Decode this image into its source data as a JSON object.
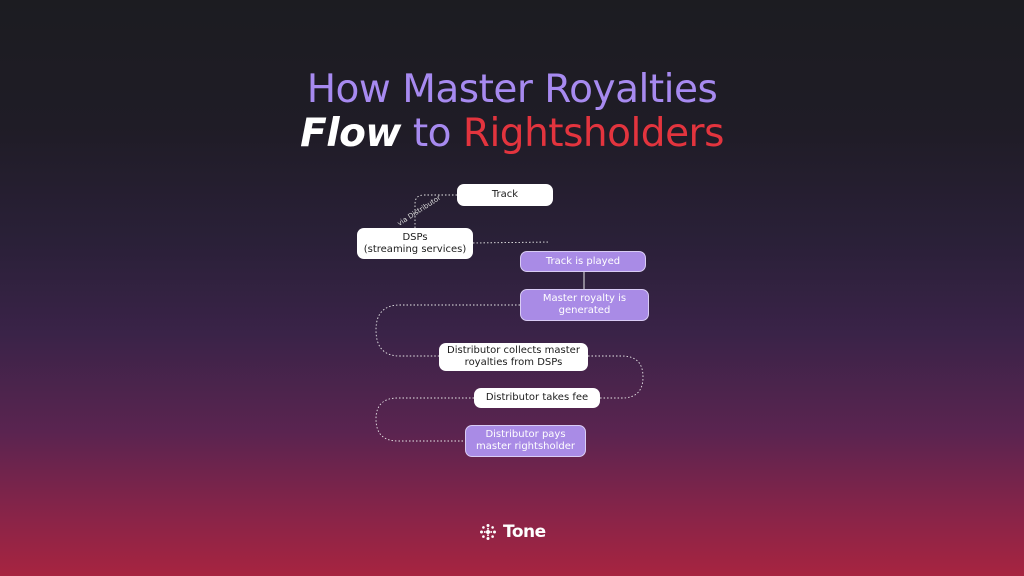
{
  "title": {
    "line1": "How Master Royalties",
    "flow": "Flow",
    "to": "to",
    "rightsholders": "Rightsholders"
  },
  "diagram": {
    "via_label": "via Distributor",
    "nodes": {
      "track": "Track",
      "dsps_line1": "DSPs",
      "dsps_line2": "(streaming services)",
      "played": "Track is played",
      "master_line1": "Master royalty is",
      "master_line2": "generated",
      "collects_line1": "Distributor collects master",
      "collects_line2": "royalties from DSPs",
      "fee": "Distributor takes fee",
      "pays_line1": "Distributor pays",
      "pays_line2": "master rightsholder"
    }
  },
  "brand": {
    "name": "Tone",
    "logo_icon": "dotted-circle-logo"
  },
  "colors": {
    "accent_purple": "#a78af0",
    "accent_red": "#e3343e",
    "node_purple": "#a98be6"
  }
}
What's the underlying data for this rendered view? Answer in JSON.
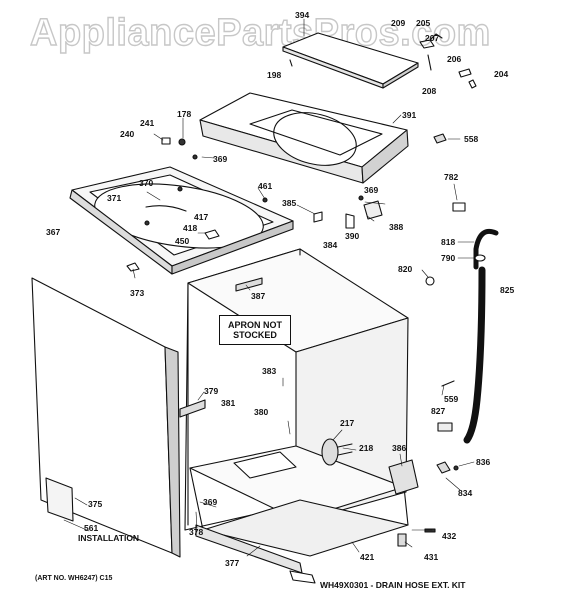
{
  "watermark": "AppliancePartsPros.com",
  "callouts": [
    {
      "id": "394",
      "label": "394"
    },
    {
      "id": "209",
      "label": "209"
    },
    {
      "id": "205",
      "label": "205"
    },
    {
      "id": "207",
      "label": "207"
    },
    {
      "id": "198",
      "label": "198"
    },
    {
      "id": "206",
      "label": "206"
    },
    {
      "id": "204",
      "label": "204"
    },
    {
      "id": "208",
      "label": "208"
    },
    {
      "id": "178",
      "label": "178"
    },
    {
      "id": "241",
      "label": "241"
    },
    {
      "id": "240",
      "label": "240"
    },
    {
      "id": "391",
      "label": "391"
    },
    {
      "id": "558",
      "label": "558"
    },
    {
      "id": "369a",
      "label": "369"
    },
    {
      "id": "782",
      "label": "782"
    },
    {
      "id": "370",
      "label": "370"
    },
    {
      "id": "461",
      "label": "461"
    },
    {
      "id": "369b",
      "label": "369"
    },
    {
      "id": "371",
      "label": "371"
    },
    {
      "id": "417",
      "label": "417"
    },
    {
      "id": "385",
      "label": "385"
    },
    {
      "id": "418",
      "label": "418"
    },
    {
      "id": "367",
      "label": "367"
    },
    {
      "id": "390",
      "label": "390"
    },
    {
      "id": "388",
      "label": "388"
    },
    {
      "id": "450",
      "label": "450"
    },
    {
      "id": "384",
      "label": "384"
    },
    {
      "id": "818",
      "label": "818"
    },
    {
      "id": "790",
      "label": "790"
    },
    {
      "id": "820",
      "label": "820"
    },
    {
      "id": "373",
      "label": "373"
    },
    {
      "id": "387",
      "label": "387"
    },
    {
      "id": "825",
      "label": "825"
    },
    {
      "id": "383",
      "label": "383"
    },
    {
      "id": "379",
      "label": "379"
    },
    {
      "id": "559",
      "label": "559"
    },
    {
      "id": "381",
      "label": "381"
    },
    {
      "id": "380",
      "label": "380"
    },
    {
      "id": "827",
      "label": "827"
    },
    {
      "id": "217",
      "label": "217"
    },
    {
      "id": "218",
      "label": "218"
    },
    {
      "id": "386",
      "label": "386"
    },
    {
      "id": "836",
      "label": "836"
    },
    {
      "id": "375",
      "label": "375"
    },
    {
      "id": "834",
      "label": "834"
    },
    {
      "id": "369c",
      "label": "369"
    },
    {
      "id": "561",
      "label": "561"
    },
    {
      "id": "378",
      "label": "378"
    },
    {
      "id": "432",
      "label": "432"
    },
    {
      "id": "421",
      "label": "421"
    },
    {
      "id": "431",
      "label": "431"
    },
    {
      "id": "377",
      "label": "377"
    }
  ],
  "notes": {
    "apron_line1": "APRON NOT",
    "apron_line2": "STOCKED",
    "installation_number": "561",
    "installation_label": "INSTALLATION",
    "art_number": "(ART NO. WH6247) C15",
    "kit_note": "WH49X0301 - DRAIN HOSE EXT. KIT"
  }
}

· · ·

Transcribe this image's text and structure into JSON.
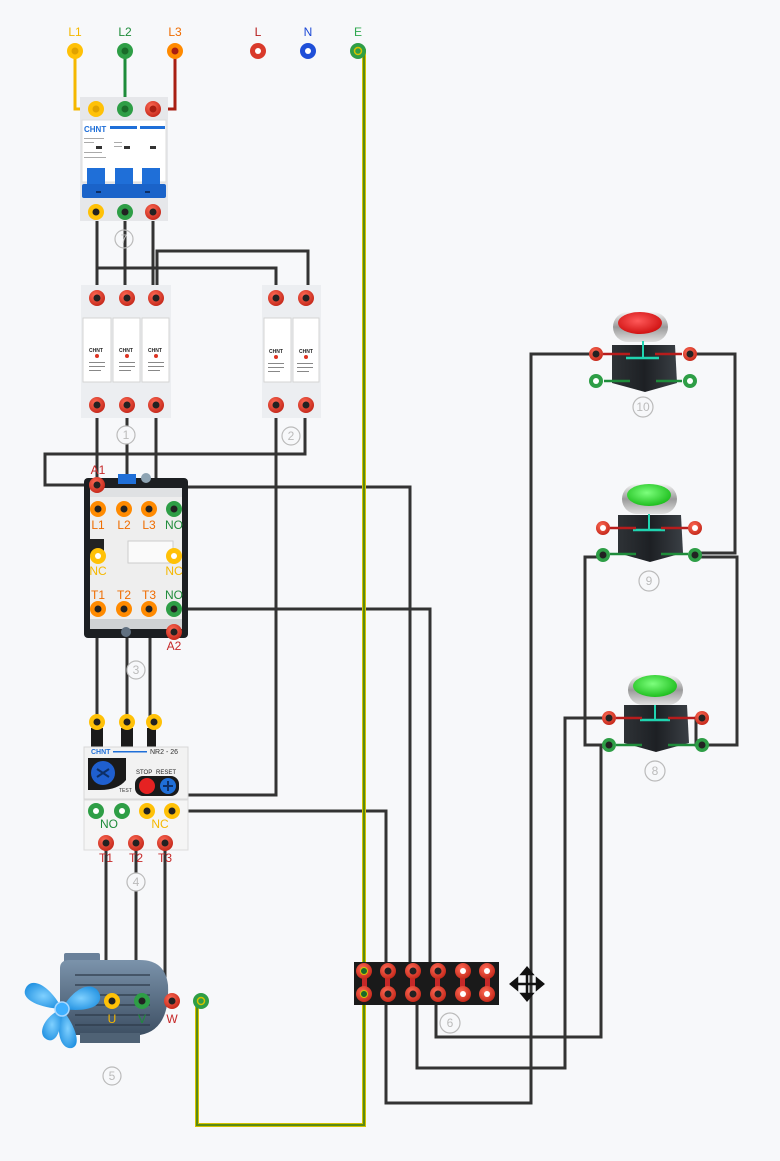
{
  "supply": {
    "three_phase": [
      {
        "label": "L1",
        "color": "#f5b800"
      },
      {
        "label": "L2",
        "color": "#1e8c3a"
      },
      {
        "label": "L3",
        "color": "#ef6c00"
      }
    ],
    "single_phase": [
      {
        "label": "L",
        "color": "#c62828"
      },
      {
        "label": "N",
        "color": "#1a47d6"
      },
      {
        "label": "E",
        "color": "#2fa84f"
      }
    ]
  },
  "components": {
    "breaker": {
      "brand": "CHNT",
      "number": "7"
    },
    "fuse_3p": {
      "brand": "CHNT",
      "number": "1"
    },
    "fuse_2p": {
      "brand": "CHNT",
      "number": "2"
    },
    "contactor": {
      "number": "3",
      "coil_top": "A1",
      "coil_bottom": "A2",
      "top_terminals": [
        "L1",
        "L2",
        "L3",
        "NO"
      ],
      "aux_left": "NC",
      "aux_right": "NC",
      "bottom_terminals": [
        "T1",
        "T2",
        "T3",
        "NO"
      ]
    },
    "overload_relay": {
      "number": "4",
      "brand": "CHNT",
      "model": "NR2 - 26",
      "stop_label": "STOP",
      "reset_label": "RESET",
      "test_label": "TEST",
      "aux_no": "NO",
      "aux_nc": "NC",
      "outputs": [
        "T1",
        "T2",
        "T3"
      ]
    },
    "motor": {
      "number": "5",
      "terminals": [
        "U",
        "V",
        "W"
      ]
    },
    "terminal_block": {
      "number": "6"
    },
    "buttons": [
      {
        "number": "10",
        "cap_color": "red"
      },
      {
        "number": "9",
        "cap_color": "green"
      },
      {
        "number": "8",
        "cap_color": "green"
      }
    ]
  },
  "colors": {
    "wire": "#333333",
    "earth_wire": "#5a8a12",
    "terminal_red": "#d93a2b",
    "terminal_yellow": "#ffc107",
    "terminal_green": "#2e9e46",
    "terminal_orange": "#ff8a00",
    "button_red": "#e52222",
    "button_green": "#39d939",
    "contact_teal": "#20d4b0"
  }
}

· · ·

■ Exercise description: Find how many lines hold the string "data", and state that number alone.

■ Correct output: 2